Short exercise →
Identify the lines bearing the string "JSON" and gather them.

Start of Data records

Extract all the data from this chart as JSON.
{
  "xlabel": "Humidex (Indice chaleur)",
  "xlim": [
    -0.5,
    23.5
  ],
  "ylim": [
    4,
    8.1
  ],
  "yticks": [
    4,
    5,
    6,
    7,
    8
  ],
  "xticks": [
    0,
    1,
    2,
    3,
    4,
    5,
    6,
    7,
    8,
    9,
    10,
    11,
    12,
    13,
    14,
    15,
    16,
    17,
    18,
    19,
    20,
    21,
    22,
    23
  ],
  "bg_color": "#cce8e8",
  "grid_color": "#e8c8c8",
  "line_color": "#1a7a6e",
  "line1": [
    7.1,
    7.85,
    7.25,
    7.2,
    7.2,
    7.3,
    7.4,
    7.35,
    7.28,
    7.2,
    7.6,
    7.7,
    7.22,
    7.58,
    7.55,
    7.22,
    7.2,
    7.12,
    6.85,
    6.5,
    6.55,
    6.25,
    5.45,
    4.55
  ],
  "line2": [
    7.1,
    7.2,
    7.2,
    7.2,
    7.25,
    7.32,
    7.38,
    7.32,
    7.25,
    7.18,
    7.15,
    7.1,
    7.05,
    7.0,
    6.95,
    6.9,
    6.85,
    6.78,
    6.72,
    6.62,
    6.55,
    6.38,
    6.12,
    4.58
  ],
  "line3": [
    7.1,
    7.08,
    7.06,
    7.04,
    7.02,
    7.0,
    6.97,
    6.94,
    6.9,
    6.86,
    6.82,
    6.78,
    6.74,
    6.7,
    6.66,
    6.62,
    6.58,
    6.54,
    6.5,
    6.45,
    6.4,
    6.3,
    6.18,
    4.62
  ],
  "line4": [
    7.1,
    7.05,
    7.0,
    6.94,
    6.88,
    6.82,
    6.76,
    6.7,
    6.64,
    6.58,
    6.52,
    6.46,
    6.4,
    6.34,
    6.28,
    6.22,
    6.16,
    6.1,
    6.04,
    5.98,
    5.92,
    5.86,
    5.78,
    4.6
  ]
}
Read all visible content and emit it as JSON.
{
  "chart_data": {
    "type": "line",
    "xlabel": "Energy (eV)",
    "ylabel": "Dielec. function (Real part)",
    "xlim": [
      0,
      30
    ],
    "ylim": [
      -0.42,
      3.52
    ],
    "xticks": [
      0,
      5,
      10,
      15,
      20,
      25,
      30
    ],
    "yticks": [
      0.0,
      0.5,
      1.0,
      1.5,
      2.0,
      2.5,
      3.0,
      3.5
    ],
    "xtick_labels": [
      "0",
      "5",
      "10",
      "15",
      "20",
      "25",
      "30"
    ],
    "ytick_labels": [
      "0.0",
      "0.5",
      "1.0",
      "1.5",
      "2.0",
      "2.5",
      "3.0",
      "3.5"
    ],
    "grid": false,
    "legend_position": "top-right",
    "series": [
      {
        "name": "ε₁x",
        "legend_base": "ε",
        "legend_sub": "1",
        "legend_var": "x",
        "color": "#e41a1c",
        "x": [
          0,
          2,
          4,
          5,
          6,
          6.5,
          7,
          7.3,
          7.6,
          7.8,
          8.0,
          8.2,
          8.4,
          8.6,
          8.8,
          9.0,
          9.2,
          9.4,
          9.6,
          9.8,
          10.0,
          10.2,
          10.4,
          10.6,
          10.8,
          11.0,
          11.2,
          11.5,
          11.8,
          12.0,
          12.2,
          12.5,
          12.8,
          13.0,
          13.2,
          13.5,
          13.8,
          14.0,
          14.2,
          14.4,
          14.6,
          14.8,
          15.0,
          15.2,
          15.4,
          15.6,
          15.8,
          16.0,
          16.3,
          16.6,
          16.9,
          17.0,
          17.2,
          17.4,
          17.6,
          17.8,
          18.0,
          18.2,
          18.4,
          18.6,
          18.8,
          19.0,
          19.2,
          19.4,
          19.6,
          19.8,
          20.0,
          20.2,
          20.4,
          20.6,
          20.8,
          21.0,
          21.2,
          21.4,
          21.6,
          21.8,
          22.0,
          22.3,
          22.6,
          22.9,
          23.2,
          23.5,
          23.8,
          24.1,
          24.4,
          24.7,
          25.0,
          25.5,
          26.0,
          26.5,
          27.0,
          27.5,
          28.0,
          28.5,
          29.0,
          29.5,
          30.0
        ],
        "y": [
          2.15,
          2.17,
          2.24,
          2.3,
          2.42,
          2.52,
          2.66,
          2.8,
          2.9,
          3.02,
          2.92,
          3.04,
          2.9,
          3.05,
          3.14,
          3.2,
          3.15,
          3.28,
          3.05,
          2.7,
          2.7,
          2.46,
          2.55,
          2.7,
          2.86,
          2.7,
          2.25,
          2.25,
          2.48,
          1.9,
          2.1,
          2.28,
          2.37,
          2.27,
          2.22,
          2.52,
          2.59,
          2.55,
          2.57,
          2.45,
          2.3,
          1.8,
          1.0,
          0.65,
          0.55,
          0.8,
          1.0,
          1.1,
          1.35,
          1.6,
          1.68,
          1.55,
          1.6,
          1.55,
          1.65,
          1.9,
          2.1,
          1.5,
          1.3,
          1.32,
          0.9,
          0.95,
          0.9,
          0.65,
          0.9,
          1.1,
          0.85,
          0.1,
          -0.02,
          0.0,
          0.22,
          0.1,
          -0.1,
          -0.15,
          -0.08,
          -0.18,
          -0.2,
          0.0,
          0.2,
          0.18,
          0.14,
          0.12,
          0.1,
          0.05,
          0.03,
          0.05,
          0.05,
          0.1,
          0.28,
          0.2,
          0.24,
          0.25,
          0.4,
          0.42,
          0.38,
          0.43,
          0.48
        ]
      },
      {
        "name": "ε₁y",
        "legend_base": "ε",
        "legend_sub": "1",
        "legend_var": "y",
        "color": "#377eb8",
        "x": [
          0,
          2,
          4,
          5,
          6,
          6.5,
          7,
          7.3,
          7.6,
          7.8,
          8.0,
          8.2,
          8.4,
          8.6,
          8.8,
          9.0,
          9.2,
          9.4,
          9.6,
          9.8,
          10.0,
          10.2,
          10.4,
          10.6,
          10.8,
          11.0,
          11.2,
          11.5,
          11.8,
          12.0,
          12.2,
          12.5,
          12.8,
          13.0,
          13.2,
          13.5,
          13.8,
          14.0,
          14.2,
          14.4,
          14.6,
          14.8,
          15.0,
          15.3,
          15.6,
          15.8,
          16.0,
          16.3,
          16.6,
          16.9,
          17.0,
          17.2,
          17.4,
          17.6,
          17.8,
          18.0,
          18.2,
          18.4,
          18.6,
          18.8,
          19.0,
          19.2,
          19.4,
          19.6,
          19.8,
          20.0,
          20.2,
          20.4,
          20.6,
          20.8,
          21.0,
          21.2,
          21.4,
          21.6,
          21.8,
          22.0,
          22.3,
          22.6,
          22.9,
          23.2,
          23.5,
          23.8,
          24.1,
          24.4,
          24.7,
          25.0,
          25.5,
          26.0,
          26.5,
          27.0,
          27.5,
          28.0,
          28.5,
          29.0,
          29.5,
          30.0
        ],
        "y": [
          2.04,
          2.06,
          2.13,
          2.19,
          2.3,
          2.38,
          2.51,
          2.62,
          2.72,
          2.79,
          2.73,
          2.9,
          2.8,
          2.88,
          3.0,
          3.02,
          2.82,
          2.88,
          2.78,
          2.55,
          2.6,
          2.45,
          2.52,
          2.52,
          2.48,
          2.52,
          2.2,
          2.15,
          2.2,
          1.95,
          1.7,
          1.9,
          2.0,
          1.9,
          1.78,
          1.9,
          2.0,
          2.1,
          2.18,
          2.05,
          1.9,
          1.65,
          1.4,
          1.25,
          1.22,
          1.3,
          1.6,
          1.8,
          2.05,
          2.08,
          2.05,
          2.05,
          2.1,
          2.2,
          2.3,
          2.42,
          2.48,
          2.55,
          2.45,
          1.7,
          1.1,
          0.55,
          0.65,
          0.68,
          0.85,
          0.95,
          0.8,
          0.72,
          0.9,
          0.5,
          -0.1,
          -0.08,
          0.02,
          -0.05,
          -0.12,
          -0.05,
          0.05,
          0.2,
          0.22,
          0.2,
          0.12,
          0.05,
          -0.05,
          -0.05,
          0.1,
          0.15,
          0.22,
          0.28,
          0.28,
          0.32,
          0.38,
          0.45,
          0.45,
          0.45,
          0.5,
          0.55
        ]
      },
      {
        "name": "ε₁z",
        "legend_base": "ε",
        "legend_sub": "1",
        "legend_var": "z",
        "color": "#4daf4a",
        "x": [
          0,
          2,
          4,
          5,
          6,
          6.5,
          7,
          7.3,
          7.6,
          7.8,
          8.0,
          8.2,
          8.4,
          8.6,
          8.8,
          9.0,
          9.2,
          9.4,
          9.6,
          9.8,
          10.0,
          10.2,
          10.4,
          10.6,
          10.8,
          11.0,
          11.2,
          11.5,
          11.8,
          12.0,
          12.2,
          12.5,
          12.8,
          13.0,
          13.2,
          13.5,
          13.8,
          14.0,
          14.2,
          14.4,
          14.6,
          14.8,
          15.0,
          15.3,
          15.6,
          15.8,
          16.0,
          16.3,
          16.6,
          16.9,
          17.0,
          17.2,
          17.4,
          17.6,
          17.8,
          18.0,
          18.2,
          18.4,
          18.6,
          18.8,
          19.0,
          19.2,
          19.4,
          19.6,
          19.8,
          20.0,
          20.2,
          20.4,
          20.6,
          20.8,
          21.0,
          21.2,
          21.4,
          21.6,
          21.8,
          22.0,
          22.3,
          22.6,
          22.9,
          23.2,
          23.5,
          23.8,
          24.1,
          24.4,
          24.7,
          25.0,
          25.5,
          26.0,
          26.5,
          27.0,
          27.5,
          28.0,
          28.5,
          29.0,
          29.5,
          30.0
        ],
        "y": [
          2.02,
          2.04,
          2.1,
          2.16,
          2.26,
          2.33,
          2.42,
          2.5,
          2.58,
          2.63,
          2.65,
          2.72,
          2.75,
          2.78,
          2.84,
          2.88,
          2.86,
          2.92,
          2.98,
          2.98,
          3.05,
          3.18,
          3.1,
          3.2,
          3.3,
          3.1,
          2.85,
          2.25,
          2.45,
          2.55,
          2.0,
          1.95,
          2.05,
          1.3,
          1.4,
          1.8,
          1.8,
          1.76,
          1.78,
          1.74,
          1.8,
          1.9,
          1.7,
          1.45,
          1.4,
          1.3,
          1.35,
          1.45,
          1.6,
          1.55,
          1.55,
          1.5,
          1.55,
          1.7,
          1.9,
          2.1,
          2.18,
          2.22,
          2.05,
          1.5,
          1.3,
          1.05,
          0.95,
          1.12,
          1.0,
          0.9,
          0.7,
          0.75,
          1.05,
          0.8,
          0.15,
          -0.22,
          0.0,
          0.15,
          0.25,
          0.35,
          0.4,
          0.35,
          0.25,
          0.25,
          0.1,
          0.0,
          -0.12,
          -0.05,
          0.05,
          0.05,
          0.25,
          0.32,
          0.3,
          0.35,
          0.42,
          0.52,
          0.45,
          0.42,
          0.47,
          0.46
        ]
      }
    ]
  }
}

End of Data records

The result →
Extract all the data from this chart as JSON.
Read all visible content and emit it as JSON.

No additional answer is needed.